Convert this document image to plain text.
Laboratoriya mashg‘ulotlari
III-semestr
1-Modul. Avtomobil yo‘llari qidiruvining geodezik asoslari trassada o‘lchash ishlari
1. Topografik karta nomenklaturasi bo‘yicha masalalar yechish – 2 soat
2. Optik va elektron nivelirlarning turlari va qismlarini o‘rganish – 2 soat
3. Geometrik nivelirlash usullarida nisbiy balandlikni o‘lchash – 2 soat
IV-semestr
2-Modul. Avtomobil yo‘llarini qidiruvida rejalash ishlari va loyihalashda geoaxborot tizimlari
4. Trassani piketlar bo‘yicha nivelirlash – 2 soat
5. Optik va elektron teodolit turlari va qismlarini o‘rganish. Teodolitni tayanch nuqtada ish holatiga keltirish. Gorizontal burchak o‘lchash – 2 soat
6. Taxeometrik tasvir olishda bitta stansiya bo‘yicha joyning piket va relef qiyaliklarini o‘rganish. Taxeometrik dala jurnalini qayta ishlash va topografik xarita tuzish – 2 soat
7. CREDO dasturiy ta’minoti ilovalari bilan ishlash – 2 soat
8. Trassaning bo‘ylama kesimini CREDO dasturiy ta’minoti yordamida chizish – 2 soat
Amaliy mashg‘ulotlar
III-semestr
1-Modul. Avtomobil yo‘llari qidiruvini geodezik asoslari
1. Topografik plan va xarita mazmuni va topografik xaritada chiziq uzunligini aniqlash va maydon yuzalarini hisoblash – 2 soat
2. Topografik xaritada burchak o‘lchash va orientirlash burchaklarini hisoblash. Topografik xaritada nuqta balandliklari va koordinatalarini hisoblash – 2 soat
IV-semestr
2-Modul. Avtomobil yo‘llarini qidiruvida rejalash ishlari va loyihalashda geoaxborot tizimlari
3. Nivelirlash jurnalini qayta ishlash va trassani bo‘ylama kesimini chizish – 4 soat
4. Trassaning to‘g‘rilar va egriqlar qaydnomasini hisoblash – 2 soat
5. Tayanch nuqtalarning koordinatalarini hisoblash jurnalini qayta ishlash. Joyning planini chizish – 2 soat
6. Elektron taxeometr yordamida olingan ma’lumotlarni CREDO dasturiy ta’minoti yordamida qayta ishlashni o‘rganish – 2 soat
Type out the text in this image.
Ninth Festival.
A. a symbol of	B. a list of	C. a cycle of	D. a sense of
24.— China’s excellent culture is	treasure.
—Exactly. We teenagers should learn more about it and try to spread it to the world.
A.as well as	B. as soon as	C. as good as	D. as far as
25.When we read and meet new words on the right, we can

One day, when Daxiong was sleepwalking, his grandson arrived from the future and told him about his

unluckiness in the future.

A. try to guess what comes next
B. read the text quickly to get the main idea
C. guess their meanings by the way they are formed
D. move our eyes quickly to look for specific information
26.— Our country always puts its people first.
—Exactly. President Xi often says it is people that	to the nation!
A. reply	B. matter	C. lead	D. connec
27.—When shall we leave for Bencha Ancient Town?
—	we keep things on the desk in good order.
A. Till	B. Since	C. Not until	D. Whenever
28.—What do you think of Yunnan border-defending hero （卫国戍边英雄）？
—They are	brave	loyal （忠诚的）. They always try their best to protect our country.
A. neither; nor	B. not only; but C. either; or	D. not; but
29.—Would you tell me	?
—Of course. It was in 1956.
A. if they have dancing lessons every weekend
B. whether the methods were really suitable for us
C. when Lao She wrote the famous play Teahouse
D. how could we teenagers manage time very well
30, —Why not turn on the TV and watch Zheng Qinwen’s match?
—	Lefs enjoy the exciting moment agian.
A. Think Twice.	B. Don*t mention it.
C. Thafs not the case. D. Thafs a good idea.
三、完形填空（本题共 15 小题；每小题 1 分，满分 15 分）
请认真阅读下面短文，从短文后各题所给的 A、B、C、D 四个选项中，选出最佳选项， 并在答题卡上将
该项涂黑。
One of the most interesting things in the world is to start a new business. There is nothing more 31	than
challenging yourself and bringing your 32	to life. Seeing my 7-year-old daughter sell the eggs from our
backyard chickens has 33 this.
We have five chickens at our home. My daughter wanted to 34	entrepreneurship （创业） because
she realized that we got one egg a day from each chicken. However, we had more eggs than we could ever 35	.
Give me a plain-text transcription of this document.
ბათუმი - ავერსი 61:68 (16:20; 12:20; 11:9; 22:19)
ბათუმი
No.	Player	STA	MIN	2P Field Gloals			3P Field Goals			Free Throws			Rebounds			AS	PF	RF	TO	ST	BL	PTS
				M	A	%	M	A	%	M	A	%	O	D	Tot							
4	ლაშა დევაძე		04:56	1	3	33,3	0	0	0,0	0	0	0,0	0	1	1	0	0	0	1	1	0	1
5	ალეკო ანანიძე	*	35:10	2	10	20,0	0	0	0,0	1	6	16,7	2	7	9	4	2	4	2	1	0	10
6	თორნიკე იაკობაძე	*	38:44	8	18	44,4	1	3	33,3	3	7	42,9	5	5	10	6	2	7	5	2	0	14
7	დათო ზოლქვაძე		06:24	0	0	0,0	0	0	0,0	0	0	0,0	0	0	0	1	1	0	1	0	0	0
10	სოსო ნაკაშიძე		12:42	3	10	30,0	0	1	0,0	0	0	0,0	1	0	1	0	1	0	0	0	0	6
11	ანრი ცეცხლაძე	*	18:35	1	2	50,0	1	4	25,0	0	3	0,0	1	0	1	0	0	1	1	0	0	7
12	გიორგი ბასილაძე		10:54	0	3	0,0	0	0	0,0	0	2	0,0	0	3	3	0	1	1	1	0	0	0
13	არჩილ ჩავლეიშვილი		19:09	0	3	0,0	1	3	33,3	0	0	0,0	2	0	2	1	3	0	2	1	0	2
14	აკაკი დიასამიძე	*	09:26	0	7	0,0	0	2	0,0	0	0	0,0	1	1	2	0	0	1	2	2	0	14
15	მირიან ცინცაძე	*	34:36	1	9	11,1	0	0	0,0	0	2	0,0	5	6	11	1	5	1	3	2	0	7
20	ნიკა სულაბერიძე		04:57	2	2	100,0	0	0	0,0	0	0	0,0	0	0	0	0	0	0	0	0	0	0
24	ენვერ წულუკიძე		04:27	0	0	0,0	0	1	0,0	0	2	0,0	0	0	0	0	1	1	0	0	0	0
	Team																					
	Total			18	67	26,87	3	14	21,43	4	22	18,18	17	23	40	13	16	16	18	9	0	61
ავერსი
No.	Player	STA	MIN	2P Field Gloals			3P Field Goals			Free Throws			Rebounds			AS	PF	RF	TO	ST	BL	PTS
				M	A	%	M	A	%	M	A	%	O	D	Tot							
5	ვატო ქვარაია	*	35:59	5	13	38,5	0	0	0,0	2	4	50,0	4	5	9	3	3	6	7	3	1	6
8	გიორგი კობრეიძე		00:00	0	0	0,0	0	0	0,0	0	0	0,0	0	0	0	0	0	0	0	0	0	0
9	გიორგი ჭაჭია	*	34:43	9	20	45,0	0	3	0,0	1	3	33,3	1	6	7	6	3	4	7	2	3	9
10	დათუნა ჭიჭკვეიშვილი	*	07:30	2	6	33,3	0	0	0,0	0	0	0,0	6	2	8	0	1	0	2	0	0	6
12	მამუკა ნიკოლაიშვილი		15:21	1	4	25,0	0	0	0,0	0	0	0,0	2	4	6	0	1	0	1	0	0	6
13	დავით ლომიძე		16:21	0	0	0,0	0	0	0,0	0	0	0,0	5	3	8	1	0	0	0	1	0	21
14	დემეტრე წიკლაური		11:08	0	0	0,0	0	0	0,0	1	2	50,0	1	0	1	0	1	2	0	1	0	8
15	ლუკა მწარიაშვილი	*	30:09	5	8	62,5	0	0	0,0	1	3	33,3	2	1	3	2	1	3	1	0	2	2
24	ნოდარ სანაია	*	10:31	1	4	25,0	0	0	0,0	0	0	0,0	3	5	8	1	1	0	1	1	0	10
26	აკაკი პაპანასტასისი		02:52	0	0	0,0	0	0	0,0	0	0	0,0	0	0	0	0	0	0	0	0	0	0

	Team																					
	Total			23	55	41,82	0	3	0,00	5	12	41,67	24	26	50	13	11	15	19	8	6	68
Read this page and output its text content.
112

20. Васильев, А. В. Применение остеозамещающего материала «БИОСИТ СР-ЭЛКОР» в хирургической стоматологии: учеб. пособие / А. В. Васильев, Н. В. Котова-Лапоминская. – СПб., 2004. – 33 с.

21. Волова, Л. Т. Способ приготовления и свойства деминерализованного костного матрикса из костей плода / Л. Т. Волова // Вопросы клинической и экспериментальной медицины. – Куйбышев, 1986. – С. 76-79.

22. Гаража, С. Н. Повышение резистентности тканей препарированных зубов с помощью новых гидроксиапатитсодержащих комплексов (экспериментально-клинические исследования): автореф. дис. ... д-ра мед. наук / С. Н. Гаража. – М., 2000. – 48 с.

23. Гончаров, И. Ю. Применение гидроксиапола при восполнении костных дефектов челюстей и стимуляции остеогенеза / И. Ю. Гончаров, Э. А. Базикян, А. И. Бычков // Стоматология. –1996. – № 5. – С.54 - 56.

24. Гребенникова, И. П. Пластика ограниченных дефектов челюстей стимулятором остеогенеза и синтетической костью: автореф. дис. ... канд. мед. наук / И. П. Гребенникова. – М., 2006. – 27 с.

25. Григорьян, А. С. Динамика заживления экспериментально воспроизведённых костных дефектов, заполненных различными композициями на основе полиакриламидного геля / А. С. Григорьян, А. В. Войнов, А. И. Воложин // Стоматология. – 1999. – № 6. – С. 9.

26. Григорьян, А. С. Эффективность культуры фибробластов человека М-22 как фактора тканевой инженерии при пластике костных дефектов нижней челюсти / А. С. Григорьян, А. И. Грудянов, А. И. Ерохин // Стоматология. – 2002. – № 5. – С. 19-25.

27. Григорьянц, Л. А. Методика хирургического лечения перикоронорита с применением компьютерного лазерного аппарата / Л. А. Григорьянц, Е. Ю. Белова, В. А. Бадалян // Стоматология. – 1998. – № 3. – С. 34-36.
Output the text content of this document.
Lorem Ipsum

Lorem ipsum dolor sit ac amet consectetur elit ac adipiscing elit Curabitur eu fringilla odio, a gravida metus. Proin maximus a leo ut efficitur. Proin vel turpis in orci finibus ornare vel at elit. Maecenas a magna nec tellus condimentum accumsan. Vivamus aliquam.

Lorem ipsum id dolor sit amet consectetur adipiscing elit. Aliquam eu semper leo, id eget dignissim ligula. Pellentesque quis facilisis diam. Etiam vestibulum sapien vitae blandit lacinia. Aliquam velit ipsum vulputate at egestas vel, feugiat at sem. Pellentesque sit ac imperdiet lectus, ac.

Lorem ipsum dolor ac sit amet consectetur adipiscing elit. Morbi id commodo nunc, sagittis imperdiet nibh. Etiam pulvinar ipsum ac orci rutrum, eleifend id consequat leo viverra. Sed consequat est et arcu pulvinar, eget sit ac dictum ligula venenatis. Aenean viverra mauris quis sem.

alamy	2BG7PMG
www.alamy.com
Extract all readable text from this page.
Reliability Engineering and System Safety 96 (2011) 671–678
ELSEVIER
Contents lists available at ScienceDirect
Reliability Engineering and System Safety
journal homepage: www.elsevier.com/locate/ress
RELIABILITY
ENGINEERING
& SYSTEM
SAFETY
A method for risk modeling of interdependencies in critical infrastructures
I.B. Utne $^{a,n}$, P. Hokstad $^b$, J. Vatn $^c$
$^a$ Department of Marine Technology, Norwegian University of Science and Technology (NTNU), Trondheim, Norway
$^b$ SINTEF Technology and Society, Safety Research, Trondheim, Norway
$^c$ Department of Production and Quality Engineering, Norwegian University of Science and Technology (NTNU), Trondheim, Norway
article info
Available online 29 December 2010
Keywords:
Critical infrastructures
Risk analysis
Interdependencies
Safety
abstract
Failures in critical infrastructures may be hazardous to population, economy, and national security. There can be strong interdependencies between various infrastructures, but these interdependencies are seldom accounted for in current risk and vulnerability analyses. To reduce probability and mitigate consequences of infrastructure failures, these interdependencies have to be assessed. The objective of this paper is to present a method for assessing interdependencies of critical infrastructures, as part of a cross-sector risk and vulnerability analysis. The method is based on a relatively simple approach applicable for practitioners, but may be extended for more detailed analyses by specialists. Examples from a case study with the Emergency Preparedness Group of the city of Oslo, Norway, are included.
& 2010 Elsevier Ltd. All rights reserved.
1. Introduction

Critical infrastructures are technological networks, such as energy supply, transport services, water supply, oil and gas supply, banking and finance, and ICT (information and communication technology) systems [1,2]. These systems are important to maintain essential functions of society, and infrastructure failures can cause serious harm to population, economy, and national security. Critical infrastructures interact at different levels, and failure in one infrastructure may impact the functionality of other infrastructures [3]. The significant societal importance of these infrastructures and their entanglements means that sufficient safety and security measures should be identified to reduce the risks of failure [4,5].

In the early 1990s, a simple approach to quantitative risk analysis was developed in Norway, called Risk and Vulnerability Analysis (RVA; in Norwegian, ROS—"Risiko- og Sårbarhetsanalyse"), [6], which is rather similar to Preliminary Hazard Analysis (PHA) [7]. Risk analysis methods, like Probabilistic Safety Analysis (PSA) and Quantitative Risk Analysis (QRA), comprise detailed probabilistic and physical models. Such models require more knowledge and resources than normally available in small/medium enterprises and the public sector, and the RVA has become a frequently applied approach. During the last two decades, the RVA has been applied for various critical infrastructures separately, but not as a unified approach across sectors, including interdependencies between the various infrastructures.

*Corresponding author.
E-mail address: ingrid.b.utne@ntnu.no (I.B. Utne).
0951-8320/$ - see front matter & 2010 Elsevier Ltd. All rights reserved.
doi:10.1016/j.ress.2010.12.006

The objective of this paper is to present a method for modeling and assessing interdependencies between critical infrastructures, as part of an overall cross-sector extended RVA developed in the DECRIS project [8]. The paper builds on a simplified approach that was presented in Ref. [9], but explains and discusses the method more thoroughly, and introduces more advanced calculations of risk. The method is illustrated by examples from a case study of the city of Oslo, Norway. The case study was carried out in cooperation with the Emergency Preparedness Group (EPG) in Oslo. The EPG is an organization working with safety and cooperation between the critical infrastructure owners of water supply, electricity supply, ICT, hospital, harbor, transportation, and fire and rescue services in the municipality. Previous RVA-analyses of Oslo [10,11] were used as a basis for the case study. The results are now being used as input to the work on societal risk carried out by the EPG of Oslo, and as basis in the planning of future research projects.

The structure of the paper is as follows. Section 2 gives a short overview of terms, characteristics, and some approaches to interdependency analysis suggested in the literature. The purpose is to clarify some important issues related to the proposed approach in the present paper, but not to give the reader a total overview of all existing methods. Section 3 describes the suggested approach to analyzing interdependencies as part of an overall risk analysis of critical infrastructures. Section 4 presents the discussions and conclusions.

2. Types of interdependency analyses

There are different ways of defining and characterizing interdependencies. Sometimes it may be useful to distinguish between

☆ ☆ ☆ ☆ ☆

### Exercise details
Copy out each line of the entries that holds "Trondheim".

### Answer for this exercise
$^a$ Department of Marine Technology, Norwegian University of Science and Technology (NTNU), Trondheim, Norway
$^b$ SINTEF Technology and Society, Safety Research, Trondheim, Norway
$^c$ Department of Production and Quality Engineering, Norwegian University of Science and Technology (NTNU), Trondheim, Norway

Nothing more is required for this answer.